Problem to work on:
Using the records below, count the lines with "image" in them. Give the number only.
==== Data shown ====
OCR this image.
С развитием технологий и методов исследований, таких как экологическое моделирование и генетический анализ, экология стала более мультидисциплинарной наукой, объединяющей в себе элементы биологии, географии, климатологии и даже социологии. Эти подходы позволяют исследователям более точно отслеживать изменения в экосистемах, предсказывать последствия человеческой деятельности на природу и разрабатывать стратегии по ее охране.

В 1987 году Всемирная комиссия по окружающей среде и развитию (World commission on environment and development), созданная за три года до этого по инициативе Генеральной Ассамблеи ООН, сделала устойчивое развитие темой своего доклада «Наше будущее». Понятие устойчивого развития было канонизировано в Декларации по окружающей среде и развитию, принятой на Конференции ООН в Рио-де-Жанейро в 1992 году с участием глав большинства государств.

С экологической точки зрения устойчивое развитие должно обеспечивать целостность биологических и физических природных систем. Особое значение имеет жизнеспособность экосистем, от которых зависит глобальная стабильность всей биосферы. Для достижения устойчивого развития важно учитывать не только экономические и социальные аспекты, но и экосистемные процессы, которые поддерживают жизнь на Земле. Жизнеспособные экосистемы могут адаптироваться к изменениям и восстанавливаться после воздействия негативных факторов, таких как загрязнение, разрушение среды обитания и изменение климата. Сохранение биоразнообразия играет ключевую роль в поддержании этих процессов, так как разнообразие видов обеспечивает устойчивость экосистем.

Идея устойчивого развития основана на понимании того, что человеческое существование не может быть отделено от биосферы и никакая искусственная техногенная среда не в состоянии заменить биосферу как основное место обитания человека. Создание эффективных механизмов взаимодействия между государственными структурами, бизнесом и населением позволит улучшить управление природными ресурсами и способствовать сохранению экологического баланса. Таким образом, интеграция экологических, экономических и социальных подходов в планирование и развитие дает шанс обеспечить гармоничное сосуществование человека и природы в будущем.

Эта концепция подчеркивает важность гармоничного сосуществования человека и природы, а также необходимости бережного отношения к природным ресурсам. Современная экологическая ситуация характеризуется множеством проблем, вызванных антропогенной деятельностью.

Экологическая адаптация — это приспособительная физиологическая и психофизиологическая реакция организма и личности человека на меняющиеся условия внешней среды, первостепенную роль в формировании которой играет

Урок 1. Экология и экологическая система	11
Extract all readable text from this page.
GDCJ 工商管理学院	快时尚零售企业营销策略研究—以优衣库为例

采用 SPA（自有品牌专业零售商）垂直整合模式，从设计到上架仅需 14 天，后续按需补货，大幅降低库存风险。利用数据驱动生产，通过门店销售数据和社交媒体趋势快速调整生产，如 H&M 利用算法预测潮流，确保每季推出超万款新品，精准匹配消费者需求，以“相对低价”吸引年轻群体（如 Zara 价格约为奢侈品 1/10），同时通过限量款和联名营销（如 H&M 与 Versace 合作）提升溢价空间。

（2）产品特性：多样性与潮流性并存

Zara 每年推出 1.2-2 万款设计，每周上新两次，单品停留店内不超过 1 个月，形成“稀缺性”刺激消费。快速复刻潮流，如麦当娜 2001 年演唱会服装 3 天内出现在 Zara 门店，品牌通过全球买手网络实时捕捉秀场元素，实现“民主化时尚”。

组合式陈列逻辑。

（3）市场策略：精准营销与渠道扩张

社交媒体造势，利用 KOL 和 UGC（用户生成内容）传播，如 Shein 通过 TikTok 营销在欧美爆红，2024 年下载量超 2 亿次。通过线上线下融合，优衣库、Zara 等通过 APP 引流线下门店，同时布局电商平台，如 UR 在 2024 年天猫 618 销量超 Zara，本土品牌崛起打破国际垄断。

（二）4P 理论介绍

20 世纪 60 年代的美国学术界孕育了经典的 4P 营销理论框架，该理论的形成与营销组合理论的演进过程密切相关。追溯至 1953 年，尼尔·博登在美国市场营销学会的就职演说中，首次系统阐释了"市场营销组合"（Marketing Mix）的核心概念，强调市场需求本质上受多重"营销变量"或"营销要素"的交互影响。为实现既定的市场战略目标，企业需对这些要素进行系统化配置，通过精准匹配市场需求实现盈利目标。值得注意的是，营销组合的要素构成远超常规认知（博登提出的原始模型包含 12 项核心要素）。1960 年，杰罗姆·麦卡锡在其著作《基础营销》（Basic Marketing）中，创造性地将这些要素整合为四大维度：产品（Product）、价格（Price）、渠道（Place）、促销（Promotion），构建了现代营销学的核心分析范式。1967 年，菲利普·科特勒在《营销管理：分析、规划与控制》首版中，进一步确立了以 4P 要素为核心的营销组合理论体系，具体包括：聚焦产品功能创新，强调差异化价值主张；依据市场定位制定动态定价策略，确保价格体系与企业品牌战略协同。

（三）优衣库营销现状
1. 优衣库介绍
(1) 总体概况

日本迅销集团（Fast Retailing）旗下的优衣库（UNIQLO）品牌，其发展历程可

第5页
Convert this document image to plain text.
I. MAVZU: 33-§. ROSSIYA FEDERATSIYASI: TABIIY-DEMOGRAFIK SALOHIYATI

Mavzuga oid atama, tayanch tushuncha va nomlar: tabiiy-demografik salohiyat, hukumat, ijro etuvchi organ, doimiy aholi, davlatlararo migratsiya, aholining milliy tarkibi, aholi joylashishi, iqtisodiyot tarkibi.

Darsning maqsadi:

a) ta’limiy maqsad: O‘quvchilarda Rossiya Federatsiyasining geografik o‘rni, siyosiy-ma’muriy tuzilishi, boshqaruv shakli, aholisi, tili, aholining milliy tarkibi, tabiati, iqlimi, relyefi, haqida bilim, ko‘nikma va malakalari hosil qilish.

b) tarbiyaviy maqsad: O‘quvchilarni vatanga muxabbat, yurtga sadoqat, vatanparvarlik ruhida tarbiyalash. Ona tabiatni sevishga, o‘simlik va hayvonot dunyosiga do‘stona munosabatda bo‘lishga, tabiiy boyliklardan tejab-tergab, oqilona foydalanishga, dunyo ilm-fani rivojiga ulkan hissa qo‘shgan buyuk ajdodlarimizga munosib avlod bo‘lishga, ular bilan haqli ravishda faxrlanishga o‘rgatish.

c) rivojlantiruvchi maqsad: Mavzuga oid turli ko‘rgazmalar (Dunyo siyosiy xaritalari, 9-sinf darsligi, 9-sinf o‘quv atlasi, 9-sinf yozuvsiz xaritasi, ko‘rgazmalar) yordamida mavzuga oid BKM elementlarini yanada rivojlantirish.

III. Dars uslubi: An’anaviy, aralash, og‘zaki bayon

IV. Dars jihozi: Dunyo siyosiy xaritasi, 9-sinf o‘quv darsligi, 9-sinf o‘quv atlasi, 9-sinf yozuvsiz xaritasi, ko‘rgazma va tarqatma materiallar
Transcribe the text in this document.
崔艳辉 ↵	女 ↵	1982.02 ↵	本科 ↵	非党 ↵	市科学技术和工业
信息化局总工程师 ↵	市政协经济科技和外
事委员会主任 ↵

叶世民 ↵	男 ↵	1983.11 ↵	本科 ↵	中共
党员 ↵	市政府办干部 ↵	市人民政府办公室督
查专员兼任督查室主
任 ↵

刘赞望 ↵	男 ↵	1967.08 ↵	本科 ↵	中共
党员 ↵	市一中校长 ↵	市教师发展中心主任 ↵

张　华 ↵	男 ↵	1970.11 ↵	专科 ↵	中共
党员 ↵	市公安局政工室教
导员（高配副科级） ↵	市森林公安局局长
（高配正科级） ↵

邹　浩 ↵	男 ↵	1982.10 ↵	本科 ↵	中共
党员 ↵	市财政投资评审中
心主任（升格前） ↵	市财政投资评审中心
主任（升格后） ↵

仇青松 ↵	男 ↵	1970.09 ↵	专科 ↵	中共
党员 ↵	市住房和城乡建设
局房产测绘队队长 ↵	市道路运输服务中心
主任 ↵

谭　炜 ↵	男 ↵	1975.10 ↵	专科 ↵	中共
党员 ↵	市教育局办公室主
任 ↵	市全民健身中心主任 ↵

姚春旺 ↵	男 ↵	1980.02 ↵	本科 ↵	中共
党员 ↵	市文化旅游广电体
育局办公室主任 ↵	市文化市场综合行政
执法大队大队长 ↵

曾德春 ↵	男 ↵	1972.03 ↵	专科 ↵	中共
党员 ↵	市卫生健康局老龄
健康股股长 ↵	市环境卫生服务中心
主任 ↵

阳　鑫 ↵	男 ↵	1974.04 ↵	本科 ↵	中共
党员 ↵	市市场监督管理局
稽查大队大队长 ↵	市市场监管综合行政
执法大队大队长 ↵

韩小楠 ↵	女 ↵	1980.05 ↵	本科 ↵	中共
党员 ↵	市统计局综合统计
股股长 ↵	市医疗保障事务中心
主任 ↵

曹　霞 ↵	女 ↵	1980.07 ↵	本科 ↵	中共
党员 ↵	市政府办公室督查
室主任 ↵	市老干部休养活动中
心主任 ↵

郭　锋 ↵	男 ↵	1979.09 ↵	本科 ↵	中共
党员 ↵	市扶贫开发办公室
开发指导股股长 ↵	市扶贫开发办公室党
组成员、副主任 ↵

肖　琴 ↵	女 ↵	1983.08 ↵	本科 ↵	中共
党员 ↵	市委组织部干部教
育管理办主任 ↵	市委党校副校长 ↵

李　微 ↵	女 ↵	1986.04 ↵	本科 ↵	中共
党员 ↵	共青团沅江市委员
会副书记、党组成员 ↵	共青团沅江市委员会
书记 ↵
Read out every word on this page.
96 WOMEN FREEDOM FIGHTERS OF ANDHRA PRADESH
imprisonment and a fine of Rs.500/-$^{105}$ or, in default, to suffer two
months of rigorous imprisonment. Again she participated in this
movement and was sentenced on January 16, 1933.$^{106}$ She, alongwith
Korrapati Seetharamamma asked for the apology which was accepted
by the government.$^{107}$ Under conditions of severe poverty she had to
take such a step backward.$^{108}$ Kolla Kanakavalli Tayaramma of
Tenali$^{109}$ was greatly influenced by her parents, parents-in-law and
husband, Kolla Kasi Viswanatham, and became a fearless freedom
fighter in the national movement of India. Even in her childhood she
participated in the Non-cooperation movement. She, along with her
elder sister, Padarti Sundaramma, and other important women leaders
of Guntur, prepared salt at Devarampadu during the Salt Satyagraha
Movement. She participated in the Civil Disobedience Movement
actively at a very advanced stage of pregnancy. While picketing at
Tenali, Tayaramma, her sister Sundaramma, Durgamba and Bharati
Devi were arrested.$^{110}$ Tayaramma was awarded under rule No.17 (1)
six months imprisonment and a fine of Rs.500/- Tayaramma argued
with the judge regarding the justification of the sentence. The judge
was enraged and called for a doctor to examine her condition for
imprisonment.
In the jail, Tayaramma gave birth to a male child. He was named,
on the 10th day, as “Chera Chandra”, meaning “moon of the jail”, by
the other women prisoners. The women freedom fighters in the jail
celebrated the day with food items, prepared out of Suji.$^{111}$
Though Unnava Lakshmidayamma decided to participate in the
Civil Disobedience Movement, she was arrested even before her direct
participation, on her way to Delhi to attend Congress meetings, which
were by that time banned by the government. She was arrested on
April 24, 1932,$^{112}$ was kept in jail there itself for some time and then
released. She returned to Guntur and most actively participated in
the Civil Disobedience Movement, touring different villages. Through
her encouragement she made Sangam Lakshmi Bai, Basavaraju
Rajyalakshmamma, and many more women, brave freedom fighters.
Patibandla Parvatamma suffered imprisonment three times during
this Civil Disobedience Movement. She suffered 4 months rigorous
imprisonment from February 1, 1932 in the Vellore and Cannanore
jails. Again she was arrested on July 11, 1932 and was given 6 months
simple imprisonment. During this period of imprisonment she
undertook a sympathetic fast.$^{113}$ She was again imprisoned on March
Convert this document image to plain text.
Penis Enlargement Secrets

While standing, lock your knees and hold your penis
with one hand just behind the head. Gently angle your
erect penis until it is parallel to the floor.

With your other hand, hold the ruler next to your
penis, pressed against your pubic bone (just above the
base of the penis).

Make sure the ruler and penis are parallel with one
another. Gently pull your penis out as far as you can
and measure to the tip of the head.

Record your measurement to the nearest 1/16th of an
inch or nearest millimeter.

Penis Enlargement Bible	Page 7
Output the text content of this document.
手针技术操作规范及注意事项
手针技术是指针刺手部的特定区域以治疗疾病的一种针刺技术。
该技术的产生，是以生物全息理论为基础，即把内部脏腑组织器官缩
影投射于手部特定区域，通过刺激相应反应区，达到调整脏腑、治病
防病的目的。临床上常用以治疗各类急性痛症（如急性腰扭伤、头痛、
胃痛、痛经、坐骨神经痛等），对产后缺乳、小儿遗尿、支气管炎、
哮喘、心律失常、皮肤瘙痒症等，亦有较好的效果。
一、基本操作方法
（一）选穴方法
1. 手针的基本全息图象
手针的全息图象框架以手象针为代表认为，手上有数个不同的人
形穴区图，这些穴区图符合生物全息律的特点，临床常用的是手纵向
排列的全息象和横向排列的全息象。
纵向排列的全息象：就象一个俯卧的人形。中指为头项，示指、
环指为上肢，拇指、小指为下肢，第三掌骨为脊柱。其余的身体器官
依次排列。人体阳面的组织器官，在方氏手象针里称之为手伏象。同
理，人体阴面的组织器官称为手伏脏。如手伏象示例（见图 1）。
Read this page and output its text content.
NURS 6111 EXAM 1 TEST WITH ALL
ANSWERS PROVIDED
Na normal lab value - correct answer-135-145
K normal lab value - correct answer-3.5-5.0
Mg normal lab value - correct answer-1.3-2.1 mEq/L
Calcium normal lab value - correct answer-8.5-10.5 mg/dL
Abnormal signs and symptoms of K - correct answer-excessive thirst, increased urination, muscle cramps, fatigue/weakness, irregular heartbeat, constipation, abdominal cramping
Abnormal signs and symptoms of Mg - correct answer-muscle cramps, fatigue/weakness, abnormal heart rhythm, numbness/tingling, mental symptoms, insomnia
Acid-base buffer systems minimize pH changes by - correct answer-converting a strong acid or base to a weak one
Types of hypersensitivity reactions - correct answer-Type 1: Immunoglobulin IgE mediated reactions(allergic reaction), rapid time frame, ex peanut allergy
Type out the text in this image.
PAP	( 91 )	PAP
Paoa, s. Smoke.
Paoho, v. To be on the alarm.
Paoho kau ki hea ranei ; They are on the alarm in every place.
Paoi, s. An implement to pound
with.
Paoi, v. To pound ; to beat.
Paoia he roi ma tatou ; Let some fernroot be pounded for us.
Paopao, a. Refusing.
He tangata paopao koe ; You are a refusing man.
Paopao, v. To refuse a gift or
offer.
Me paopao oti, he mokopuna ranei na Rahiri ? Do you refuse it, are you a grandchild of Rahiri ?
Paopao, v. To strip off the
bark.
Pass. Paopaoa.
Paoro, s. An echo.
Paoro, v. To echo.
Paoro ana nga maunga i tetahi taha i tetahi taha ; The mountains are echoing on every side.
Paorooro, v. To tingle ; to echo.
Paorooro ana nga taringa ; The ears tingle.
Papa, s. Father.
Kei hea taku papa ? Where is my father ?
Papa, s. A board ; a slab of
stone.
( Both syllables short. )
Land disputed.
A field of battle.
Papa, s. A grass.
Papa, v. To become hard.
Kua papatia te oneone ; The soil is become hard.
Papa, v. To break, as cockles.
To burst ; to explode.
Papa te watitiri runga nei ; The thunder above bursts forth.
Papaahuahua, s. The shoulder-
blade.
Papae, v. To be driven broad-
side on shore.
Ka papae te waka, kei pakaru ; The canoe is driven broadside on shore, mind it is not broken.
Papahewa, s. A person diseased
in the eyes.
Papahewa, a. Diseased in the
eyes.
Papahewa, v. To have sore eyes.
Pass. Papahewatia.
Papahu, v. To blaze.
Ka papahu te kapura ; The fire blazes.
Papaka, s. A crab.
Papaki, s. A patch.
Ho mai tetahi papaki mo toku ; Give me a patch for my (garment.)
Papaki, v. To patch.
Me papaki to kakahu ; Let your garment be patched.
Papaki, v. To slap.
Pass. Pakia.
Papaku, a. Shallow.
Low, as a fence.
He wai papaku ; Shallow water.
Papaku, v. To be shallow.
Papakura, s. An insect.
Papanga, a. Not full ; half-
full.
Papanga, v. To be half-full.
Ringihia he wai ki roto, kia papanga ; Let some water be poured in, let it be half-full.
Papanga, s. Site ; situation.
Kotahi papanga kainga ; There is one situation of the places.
====
Exercise result:
4